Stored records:
## start

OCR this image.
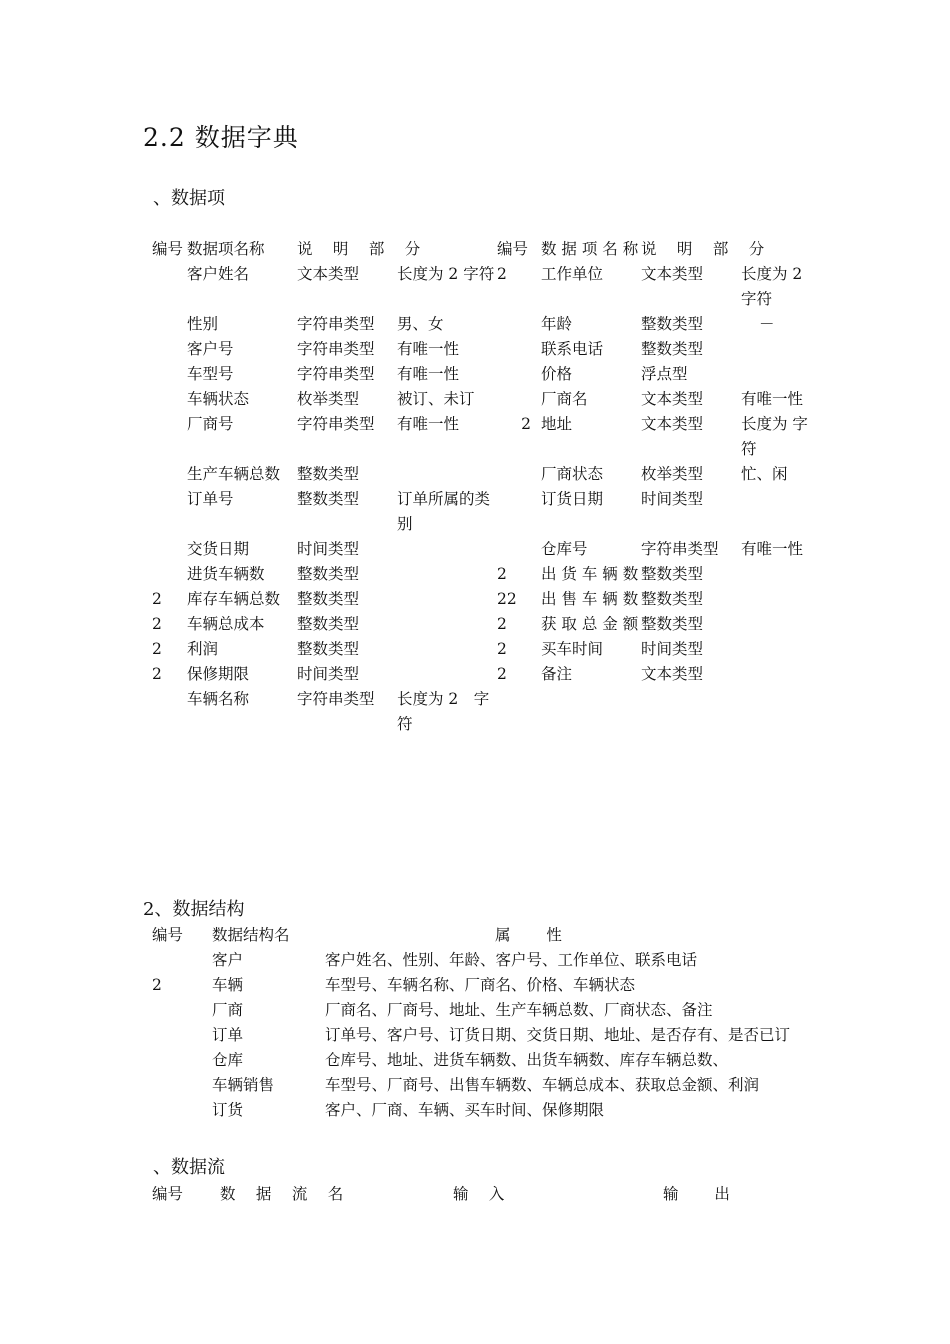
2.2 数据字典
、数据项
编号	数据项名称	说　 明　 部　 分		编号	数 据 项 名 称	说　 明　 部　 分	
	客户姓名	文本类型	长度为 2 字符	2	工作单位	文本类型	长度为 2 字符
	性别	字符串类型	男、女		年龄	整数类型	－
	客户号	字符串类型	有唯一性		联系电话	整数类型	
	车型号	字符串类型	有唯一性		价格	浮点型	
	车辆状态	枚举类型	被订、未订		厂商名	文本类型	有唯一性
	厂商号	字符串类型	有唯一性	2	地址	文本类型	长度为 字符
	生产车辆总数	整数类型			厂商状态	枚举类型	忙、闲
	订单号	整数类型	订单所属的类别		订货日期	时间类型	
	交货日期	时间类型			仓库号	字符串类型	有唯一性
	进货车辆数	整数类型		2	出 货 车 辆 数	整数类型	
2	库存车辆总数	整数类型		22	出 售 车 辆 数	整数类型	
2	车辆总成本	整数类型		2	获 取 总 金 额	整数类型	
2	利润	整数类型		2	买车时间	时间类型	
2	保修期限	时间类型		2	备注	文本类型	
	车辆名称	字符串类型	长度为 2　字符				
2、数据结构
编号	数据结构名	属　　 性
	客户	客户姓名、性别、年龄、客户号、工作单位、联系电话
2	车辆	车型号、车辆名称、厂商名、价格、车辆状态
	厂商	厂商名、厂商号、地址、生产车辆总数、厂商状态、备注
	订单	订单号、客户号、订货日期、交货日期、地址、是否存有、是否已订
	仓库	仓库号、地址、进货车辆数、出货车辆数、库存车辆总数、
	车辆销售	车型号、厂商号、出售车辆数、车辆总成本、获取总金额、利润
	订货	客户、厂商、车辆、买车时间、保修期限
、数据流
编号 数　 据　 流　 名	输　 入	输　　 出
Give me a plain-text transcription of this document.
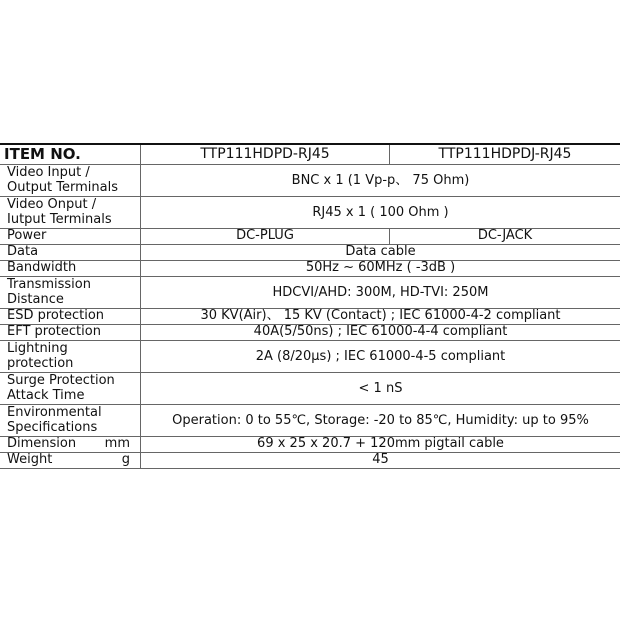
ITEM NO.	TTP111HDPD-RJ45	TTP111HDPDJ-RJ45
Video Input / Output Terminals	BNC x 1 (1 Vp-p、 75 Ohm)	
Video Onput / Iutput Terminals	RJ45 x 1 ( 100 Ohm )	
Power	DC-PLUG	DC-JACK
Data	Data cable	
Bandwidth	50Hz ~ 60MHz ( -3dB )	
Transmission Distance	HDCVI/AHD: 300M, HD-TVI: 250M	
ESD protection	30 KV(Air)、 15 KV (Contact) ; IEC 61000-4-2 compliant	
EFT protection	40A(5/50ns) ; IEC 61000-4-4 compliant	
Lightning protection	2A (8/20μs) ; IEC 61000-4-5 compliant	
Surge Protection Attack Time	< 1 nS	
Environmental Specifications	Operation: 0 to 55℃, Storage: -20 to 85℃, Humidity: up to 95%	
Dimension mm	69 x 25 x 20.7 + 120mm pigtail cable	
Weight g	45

## end

Leave out all pictures, then copy the remaining material exactly.

## SOLUTION
OCR this image.
2.2 数据字典
、数据项
编号	数据项名称	说　 明　 部　 分		编号	数 据 项 名 称	说　 明　 部　 分	
	客户姓名	文本类型	长度为 2 字符	2	工作单位	文本类型	长度为 2 字符
	性别	字符串类型	男、女		年龄	整数类型	－
	客户号	字符串类型	有唯一性		联系电话	整数类型	
	车型号	字符串类型	有唯一性		价格	浮点型	
	车辆状态	枚举类型	被订、未订		厂商名	文本类型	有唯一性
	厂商号	字符串类型	有唯一性	2	地址	文本类型	长度为 字符
	生产车辆总数	整数类型			厂商状态	枚举类型	忙、闲
	订单号	整数类型	订单所属的类别		订货日期	时间类型	
	交货日期	时间类型			仓库号	字符串类型	有唯一性
	进货车辆数	整数类型		2	出 货 车 辆 数	整数类型	
2	库存车辆总数	整数类型		22	出 售 车 辆 数	整数类型	
2	车辆总成本	整数类型		2	获 取 总 金 额	整数类型	
2	利润	整数类型		2	买车时间	时间类型	
2	保修期限	时间类型		2	备注	文本类型	
	车辆名称	字符串类型	长度为 2　字符				
2、数据结构
编号	数据结构名	属　　 性
	客户	客户姓名、性别、年龄、客户号、工作单位、联系电话
2	车辆	车型号、车辆名称、厂商名、价格、车辆状态
	厂商	厂商名、厂商号、地址、生产车辆总数、厂商状态、备注
	订单	订单号、客户号、订货日期、交货日期、地址、是否存有、是否已订
	仓库	仓库号、地址、进货车辆数、出货车辆数、库存车辆总数、
	车辆销售	车型号、厂商号、出售车辆数、车辆总成本、获取总金额、利润
	订货	客户、厂商、车辆、买车时间、保修期限
、数据流
编号 数　 据　 流　 名	输　 入	输　　 出
Give me a plain-text transcription of this document.
ITEM NO.	TTP111HDPD-RJ45	TTP111HDPDJ-RJ45
Video Input / Output Terminals	BNC x 1 (1 Vp-p、 75 Ohm)	
Video Onput / Iutput Terminals	RJ45 x 1 ( 100 Ohm )	
Power	DC-PLUG	DC-JACK
Data	Data cable	
Bandwidth	50Hz ~ 60MHz ( -3dB )	
Transmission Distance	HDCVI/AHD: 300M, HD-TVI: 250M	
ESD protection	30 KV(Air)、 15 KV (Contact) ; IEC 61000-4-2 compliant	
EFT protection	40A(5/50ns) ; IEC 61000-4-4 compliant	
Lightning protection	2A (8/20μs) ; IEC 61000-4-5 compliant	
Surge Protection Attack Time	< 1 nS	
Environmental Specifications	Operation: 0 to 55℃, Storage: -20 to 85℃, Humidity: up to 95%	
Dimension mm	69 x 25 x 20.7 + 120mm pigtail cable	
Weight g	45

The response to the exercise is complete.